▶ **EXERCISE AIM**
Print all the records exactly, please.

┏━━

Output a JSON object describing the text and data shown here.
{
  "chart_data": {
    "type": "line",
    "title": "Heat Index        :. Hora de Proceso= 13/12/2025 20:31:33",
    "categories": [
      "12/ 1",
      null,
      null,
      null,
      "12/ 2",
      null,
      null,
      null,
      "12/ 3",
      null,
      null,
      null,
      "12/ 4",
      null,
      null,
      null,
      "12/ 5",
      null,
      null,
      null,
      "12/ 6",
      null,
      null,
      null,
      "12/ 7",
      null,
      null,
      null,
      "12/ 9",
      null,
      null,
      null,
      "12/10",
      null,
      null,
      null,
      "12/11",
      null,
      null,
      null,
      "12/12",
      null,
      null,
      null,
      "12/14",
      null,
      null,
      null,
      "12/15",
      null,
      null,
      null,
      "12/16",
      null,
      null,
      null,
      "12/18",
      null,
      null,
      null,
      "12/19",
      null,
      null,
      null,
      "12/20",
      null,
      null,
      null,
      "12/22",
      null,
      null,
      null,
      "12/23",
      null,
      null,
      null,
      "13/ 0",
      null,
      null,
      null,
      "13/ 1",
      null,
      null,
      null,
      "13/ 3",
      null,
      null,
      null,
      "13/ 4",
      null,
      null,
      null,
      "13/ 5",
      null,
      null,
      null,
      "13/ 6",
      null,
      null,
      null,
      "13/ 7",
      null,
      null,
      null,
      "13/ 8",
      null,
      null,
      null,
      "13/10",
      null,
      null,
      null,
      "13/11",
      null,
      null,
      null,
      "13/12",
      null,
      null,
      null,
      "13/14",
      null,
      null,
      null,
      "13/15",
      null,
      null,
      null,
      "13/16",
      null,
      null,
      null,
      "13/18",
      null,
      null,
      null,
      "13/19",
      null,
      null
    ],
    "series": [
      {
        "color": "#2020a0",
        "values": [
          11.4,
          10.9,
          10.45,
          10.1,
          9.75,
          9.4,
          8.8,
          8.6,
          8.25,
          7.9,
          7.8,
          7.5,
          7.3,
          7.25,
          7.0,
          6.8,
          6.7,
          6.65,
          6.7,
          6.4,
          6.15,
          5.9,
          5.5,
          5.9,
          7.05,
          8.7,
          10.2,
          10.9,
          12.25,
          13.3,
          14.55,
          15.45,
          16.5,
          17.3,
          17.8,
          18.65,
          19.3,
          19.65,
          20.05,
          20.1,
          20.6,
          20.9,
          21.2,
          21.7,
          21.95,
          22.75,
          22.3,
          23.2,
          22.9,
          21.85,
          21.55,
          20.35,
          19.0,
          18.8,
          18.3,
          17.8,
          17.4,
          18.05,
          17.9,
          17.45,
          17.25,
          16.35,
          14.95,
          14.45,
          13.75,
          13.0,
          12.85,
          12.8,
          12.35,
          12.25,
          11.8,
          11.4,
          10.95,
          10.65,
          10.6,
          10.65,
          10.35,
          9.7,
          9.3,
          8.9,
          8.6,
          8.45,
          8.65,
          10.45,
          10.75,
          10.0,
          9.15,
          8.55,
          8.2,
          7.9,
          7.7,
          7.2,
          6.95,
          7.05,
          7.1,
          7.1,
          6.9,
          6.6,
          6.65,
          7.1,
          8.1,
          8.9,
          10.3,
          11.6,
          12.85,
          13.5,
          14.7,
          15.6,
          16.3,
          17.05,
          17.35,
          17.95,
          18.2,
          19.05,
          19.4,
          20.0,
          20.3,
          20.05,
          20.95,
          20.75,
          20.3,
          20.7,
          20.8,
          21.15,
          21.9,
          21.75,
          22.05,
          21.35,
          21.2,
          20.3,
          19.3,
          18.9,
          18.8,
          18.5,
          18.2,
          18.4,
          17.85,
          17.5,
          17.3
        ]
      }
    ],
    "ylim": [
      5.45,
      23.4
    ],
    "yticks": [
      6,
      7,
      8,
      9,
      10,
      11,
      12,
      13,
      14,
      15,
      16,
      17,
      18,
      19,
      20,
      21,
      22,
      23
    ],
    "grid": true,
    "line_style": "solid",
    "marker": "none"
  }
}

┗━━

▶ **RESPONSE TO THE TASK**
Output a JSON object describing the text and data shown here.
{
  "chart_data": {
    "type": "line",
    "title": "Heat Index        :. Hora de Proceso= 13/12/2025 20:31:33",
    "categories": [
      "12/ 1",
      null,
      null,
      null,
      "12/ 2",
      null,
      null,
      null,
      "12/ 3",
      null,
      null,
      null,
      "12/ 4",
      null,
      null,
      null,
      "12/ 5",
      null,
      null,
      null,
      "12/ 6",
      null,
      null,
      null,
      "12/ 7",
      null,
      null,
      null,
      "12/ 9",
      null,
      null,
      null,
      "12/10",
      null,
      null,
      null,
      "12/11",
      null,
      null,
      null,
      "12/12",
      null,
      null,
      null,
      "12/14",
      null,
      null,
      null,
      "12/15",
      null,
      null,
      null,
      "12/16",
      null,
      null,
      null,
      "12/18",
      null,
      null,
      null,
      "12/19",
      null,
      null,
      null,
      "12/20",
      null,
      null,
      null,
      "12/22",
      null,
      null,
      null,
      "12/23",
      null,
      null,
      null,
      "13/ 0",
      null,
      null,
      null,
      "13/ 1",
      null,
      null,
      null,
      "13/ 3",
      null,
      null,
      null,
      "13/ 4",
      null,
      null,
      null,
      "13/ 5",
      null,
      null,
      null,
      "13/ 6",
      null,
      null,
      null,
      "13/ 7",
      null,
      null,
      null,
      "13/ 8",
      null,
      null,
      null,
      "13/10",
      null,
      null,
      null,
      "13/11",
      null,
      null,
      null,
      "13/12",
      null,
      null,
      null,
      "13/14",
      null,
      null,
      null,
      "13/15",
      null,
      null,
      null,
      "13/16",
      null,
      null,
      null,
      "13/18",
      null,
      null,
      null,
      "13/19",
      null,
      null
    ],
    "series": [
      {
        "color": "#2020a0",
        "values": [
          11.4,
          10.9,
          10.45,
          10.1,
          9.75,
          9.4,
          8.8,
          8.6,
          8.25,
          7.9,
          7.8,
          7.5,
          7.3,
          7.25,
          7.0,
          6.8,
          6.7,
          6.65,
          6.7,
          6.4,
          6.15,
          5.9,
          5.5,
          5.9,
          7.05,
          8.7,
          10.2,
          10.9,
          12.25,
          13.3,
          14.55,
          15.45,
          16.5,
          17.3,
          17.8,
          18.65,
          19.3,
          19.65,
          20.05,
          20.1,
          20.6,
          20.9,
          21.2,
          21.7,
          21.95,
          22.75,
          22.3,
          23.2,
          22.9,
          21.85,
          21.55,
          20.35,
          19.0,
          18.8,
          18.3,
          17.8,
          17.4,
          18.05,
          17.9,
          17.45,
          17.25,
          16.35,
          14.95,
          14.45,
          13.75,
          13.0,
          12.85,
          12.8,
          12.35,
          12.25,
          11.8,
          11.4,
          10.95,
          10.65,
          10.6,
          10.65,
          10.35,
          9.7,
          9.3,
          8.9,
          8.6,
          8.45,
          8.65,
          10.45,
          10.75,
          10.0,
          9.15,
          8.55,
          8.2,
          7.9,
          7.7,
          7.2,
          6.95,
          7.05,
          7.1,
          7.1,
          6.9,
          6.6,
          6.65,
          7.1,
          8.1,
          8.9,
          10.3,
          11.6,
          12.85,
          13.5,
          14.7,
          15.6,
          16.3,
          17.05,
          17.35,
          17.95,
          18.2,
          19.05,
          19.4,
          20.0,
          20.3,
          20.05,
          20.95,
          20.75,
          20.3,
          20.7,
          20.8,
          21.15,
          21.9,
          21.75,
          22.05,
          21.35,
          21.2,
          20.3,
          19.3,
          18.9,
          18.8,
          18.5,
          18.2,
          18.4,
          17.85,
          17.5,
          17.3
        ]
      }
    ],
    "ylim": [
      5.45,
      23.4
    ],
    "yticks": [
      6,
      7,
      8,
      9,
      10,
      11,
      12,
      13,
      14,
      15,
      16,
      17,
      18,
      19,
      20,
      21,
      22,
      23
    ],
    "grid": true,
    "line_style": "solid",
    "marker": "none"
  }
}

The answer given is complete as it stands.